◆ **What to produce**: Edit the data below by replacing every "axis-break" with "scale-break", and leave all other text unchanged.

◆ **Records supplied**:
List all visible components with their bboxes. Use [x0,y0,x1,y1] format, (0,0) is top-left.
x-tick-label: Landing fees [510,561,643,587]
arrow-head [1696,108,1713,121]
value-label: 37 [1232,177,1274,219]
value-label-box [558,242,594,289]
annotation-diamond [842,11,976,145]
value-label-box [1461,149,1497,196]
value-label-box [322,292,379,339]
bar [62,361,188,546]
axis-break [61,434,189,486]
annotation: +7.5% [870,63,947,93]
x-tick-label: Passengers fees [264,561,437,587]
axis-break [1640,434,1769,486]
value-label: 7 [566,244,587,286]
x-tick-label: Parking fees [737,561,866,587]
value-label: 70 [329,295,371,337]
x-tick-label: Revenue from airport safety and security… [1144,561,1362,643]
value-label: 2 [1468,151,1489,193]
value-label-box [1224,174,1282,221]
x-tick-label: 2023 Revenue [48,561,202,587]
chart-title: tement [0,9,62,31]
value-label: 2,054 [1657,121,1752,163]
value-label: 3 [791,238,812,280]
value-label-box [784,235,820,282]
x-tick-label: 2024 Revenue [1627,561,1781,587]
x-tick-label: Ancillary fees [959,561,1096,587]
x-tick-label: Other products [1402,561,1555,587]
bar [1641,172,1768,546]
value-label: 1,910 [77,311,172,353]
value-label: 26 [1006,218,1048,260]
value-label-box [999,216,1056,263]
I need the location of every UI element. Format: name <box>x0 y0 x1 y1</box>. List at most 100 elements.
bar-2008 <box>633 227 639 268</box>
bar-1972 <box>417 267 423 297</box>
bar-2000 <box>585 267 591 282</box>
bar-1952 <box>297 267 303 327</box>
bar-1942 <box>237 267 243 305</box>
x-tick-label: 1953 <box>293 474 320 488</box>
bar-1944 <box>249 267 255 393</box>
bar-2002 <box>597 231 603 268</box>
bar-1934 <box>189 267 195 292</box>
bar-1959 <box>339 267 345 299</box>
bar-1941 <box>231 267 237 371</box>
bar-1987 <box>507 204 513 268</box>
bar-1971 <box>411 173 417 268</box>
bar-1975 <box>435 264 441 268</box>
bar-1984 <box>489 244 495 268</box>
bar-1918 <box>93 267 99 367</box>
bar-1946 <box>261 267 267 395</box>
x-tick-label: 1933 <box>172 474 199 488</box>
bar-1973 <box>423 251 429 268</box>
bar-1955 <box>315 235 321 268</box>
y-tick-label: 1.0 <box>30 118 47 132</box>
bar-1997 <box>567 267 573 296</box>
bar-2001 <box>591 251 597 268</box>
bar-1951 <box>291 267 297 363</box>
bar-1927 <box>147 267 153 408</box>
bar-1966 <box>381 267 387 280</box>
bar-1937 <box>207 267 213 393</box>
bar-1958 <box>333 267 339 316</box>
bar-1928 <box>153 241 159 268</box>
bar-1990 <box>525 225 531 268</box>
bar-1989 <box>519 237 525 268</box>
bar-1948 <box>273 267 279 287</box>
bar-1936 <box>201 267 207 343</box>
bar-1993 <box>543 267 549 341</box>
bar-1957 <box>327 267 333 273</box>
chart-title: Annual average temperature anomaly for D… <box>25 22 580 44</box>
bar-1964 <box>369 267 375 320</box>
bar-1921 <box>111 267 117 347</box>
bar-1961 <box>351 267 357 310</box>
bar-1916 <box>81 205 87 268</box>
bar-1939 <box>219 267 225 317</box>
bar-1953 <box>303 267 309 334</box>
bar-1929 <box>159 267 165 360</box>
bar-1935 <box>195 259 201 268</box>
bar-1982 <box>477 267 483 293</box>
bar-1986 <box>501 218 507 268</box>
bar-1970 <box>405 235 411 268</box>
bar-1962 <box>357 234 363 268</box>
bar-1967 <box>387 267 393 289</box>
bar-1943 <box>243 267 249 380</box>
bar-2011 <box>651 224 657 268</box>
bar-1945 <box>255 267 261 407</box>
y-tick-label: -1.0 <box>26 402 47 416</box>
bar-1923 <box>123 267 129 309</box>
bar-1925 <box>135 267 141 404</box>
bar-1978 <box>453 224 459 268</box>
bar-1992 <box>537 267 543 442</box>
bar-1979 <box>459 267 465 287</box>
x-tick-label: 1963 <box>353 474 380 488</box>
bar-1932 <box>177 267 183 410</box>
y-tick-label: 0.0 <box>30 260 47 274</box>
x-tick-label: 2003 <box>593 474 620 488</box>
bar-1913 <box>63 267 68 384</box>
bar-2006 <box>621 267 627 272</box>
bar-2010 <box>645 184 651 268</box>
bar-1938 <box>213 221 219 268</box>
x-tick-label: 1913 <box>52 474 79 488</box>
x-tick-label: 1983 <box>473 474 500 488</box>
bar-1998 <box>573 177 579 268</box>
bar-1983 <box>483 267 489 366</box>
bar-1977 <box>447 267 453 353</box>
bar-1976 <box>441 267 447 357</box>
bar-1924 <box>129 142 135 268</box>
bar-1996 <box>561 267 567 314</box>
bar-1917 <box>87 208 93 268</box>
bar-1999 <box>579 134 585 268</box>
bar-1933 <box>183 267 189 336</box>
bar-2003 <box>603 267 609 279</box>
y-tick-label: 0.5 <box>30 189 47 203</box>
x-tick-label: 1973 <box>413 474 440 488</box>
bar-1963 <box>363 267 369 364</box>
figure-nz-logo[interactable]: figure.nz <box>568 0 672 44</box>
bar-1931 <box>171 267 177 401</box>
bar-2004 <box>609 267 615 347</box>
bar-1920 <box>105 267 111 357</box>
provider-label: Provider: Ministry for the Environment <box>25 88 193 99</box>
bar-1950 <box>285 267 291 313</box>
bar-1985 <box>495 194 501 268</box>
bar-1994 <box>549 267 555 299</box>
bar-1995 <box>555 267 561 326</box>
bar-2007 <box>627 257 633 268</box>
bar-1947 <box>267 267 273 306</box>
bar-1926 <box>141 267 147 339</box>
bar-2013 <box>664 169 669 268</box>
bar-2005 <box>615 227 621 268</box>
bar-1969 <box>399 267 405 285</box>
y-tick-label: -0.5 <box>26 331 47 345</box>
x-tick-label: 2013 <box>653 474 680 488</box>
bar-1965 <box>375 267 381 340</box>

◆ **Task response**:
List all visible components with their bboxes. Use [x0,y0,x1,y1] format, (0,0) is top-left.
x-tick-label: Landing fees [510,561,643,587]
arrow-head [1696,108,1713,121]
value-label: 37 [1232,177,1274,219]
value-label-box [558,242,594,289]
annotation-diamond [842,11,976,145]
value-label-box [1461,149,1497,196]
value-label-box [322,292,379,339]
bar [62,361,188,546]
scale-break [61,434,189,486]
annotation: +7.5% [870,63,947,93]
x-tick-label: Passengers fees [264,561,437,587]
scale-break [1640,434,1769,486]
value-label: 7 [566,244,587,286]
x-tick-label: Parking fees [737,561,866,587]
value-label: 70 [329,295,371,337]
x-tick-label: Revenue from airport safety and security… [1144,561,1362,643]
value-label: 2 [1468,151,1489,193]
value-label-box [1224,174,1282,221]
x-tick-label: 2023 Revenue [48,561,202,587]
chart-title: tement [0,9,62,31]
value-label: 2,054 [1657,121,1752,163]
value-label: 3 [791,238,812,280]
value-label-box [784,235,820,282]
x-tick-label: 2024 Revenue [1627,561,1781,587]
x-tick-label: Ancillary fees [959,561,1096,587]
x-tick-label: Other products [1402,561,1555,587]
bar [1641,172,1768,546]
value-label: 1,910 [77,311,172,353]
value-label: 26 [1006,218,1048,260]
value-label-box [999,216,1056,263]
I need the location of every UI element. Format: name <box>x0 y0 x1 y1</box>. List at most 100 elements.
bar-2008 <box>633 227 639 268</box>
bar-1972 <box>417 267 423 297</box>
bar-2000 <box>585 267 591 282</box>
bar-1952 <box>297 267 303 327</box>
bar-1942 <box>237 267 243 305</box>
x-tick-label: 1953 <box>293 474 320 488</box>
bar-1944 <box>249 267 255 393</box>
bar-2002 <box>597 231 603 268</box>
bar-1934 <box>189 267 195 292</box>
bar-1959 <box>339 267 345 299</box>
bar-1941 <box>231 267 237 371</box>
bar-1987 <box>507 204 513 268</box>
bar-1971 <box>411 173 417 268</box>
bar-1975 <box>435 264 441 268</box>
bar-1984 <box>489 244 495 268</box>
bar-1918 <box>93 267 99 367</box>
bar-1946 <box>261 267 267 395</box>
x-tick-label: 1933 <box>172 474 199 488</box>
bar-1973 <box>423 251 429 268</box>
bar-1955 <box>315 235 321 268</box>
y-tick-label: 1.0 <box>30 118 47 132</box>
bar-1997 <box>567 267 573 296</box>
bar-2001 <box>591 251 597 268</box>
bar-1951 <box>291 267 297 363</box>
bar-1927 <box>147 267 153 408</box>
bar-1966 <box>381 267 387 280</box>
bar-1937 <box>207 267 213 393</box>
bar-1958 <box>333 267 339 316</box>
bar-1928 <box>153 241 159 268</box>
bar-1990 <box>525 225 531 268</box>
bar-1989 <box>519 237 525 268</box>
bar-1948 <box>273 267 279 287</box>
bar-1936 <box>201 267 207 343</box>
bar-1993 <box>543 267 549 341</box>
bar-1957 <box>327 267 333 273</box>
chart-title: Annual average temperature anomaly for D… <box>25 22 580 44</box>
bar-1964 <box>369 267 375 320</box>
bar-1921 <box>111 267 117 347</box>
bar-1961 <box>351 267 357 310</box>
bar-1916 <box>81 205 87 268</box>
bar-1939 <box>219 267 225 317</box>
bar-1953 <box>303 267 309 334</box>
bar-1929 <box>159 267 165 360</box>
bar-1935 <box>195 259 201 268</box>
bar-1982 <box>477 267 483 293</box>
bar-1986 <box>501 218 507 268</box>
bar-1970 <box>405 235 411 268</box>
bar-1962 <box>357 234 363 268</box>
bar-1967 <box>387 267 393 289</box>
bar-1943 <box>243 267 249 380</box>
bar-2011 <box>651 224 657 268</box>
bar-1945 <box>255 267 261 407</box>
y-tick-label: -1.0 <box>26 402 47 416</box>
bar-1923 <box>123 267 129 309</box>
bar-1925 <box>135 267 141 404</box>
bar-1978 <box>453 224 459 268</box>
bar-1992 <box>537 267 543 442</box>
bar-1979 <box>459 267 465 287</box>
x-tick-label: 1963 <box>353 474 380 488</box>
bar-1932 <box>177 267 183 410</box>
y-tick-label: 0.0 <box>30 260 47 274</box>
x-tick-label: 2003 <box>593 474 620 488</box>
bar-1913 <box>63 267 68 384</box>
bar-2006 <box>621 267 627 272</box>
bar-2010 <box>645 184 651 268</box>
bar-1938 <box>213 221 219 268</box>
x-tick-label: 1913 <box>52 474 79 488</box>
x-tick-label: 1983 <box>473 474 500 488</box>
bar-1998 <box>573 177 579 268</box>
bar-1983 <box>483 267 489 366</box>
bar-1977 <box>447 267 453 353</box>
bar-1976 <box>441 267 447 357</box>
bar-1924 <box>129 142 135 268</box>
bar-1996 <box>561 267 567 314</box>
bar-1917 <box>87 208 93 268</box>
bar-1999 <box>579 134 585 268</box>
bar-1933 <box>183 267 189 336</box>
bar-2003 <box>603 267 609 279</box>
y-tick-label: 0.5 <box>30 189 47 203</box>
x-tick-label: 1973 <box>413 474 440 488</box>
bar-1963 <box>363 267 369 364</box>
figure-nz-logo[interactable]: figure.nz <box>568 0 672 44</box>
bar-1931 <box>171 267 177 401</box>
bar-2004 <box>609 267 615 347</box>
bar-1920 <box>105 267 111 357</box>
provider-label: Provider: Ministry for the Environment <box>25 88 193 99</box>
bar-1950 <box>285 267 291 313</box>
bar-1985 <box>495 194 501 268</box>
bar-1994 <box>549 267 555 299</box>
bar-1995 <box>555 267 561 326</box>
bar-2007 <box>627 257 633 268</box>
bar-1947 <box>267 267 273 306</box>
bar-1926 <box>141 267 147 339</box>
bar-2013 <box>664 169 669 268</box>
bar-2005 <box>615 227 621 268</box>
bar-1969 <box>399 267 405 285</box>
y-tick-label: -0.5 <box>26 331 47 345</box>
x-tick-label: 2013 <box>653 474 680 488</box>
bar-1965 <box>375 267 381 340</box>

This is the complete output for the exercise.